Tally up the lines below that include the word "text". Answer with the number alone.
##### Excerpted records
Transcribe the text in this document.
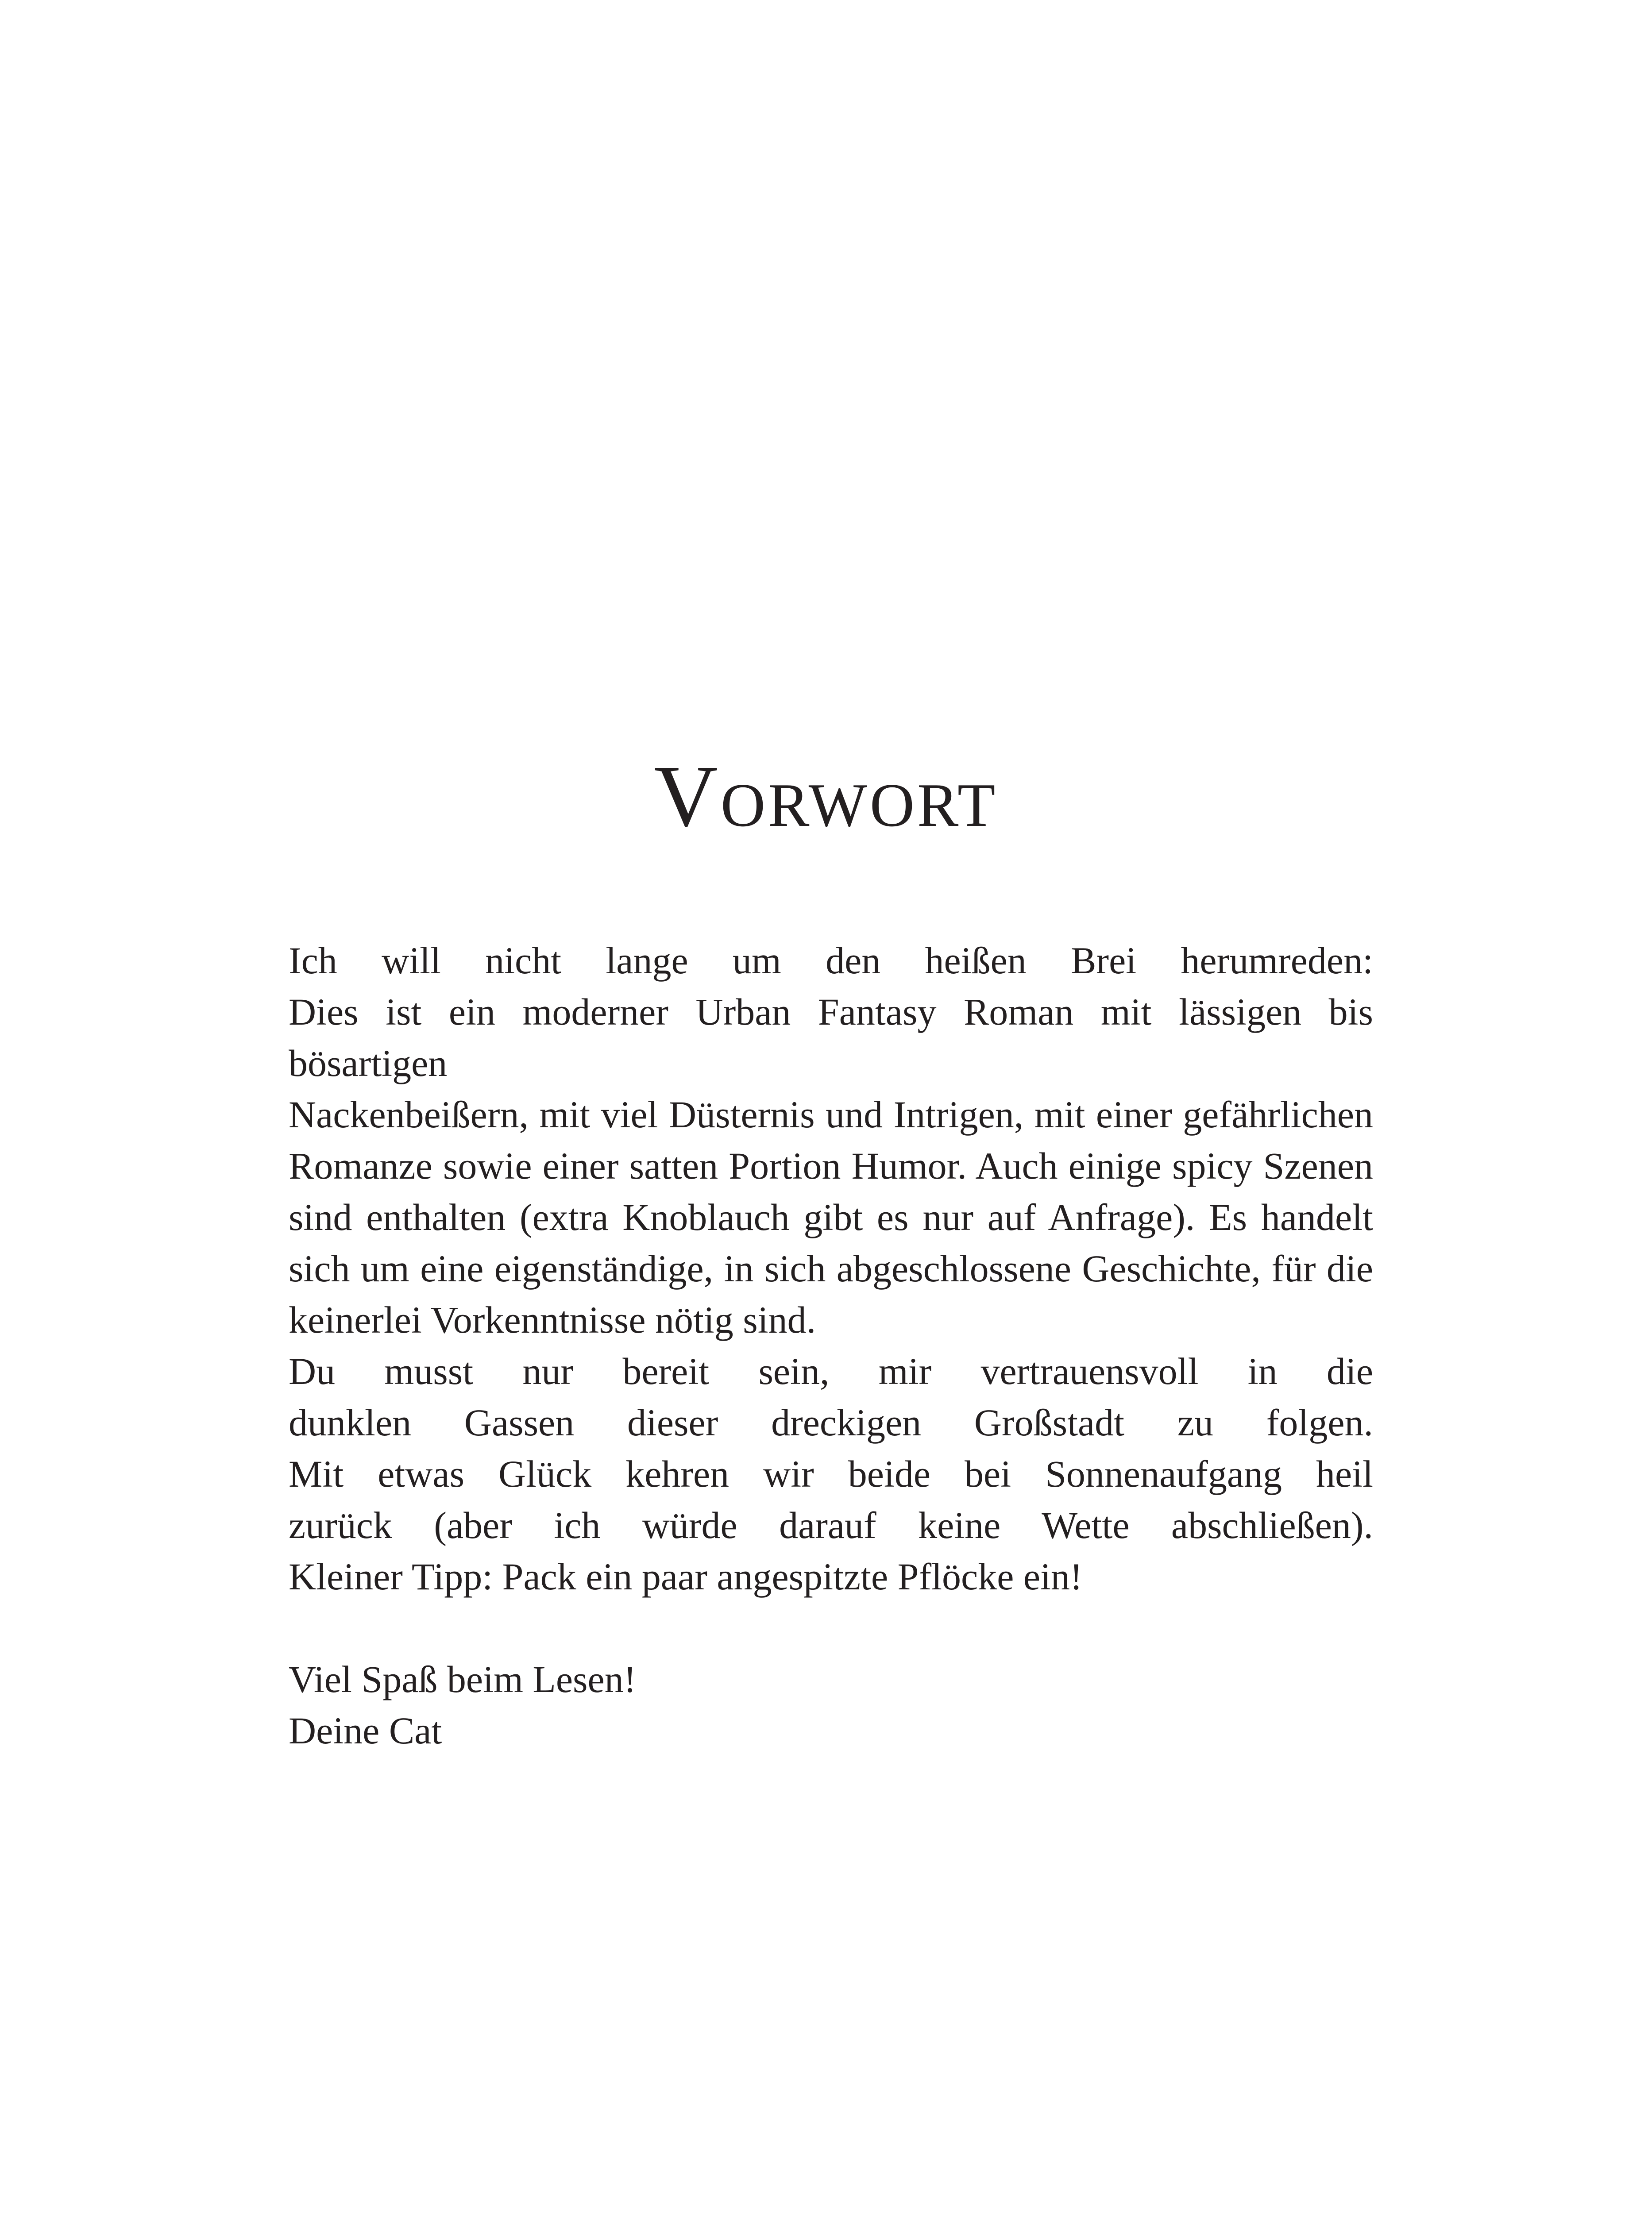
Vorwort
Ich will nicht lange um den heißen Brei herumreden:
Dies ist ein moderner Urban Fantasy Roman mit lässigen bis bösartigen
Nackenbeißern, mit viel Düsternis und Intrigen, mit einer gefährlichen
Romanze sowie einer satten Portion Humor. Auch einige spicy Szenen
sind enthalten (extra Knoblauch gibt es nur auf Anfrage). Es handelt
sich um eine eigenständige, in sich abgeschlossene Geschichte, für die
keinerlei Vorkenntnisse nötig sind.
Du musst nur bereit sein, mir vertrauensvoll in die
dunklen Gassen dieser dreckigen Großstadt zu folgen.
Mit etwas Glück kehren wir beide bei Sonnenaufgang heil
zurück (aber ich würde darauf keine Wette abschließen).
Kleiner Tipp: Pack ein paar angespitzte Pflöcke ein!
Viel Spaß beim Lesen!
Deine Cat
##########
##### Excerpted records
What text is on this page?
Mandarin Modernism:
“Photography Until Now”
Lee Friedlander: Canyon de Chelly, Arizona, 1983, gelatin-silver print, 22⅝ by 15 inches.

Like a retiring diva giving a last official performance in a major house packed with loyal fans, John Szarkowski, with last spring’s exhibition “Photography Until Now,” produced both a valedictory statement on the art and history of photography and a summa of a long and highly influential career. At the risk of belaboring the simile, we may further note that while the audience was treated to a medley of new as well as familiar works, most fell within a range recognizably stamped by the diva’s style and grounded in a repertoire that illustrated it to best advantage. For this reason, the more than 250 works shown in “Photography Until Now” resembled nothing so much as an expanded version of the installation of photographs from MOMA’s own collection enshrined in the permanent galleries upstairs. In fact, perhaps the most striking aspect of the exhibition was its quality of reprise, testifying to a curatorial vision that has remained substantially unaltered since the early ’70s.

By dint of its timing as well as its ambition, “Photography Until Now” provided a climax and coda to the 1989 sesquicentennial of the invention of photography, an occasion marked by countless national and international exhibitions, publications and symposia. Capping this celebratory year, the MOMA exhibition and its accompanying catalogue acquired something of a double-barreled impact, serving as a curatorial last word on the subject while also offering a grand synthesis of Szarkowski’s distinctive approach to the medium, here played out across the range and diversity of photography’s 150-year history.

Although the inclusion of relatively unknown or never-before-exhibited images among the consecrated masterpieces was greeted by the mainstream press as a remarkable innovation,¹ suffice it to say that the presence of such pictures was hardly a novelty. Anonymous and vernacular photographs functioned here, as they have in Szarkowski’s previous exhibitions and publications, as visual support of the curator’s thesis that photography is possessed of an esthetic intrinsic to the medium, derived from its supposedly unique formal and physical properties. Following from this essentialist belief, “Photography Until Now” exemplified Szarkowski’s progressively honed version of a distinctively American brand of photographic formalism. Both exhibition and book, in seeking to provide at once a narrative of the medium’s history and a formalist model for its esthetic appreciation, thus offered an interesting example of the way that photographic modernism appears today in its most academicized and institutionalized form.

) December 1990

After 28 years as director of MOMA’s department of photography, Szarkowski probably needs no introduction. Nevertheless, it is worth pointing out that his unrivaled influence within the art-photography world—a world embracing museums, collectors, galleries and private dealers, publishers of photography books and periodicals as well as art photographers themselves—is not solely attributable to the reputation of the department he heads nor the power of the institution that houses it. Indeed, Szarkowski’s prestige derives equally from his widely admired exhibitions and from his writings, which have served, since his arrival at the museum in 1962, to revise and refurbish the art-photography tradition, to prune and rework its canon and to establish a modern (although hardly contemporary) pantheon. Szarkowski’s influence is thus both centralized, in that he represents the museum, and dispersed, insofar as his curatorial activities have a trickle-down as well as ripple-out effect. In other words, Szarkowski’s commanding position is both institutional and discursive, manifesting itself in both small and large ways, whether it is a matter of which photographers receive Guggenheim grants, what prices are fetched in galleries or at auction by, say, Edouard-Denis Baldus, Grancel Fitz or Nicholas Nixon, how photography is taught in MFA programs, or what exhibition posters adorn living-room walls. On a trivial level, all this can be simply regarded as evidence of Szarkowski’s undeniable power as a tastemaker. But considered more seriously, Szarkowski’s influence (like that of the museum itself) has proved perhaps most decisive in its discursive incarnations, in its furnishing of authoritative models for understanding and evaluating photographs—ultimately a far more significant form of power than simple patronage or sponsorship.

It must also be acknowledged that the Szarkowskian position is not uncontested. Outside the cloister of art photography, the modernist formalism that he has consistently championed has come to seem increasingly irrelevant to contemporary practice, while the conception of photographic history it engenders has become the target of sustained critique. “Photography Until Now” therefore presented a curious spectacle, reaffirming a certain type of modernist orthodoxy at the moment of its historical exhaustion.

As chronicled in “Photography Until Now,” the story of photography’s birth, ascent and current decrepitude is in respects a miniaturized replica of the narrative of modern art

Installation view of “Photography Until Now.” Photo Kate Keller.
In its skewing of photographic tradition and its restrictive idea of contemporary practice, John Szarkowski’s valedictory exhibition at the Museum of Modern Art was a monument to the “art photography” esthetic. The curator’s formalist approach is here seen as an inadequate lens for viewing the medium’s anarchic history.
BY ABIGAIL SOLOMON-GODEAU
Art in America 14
##########
Result of the exercise: 2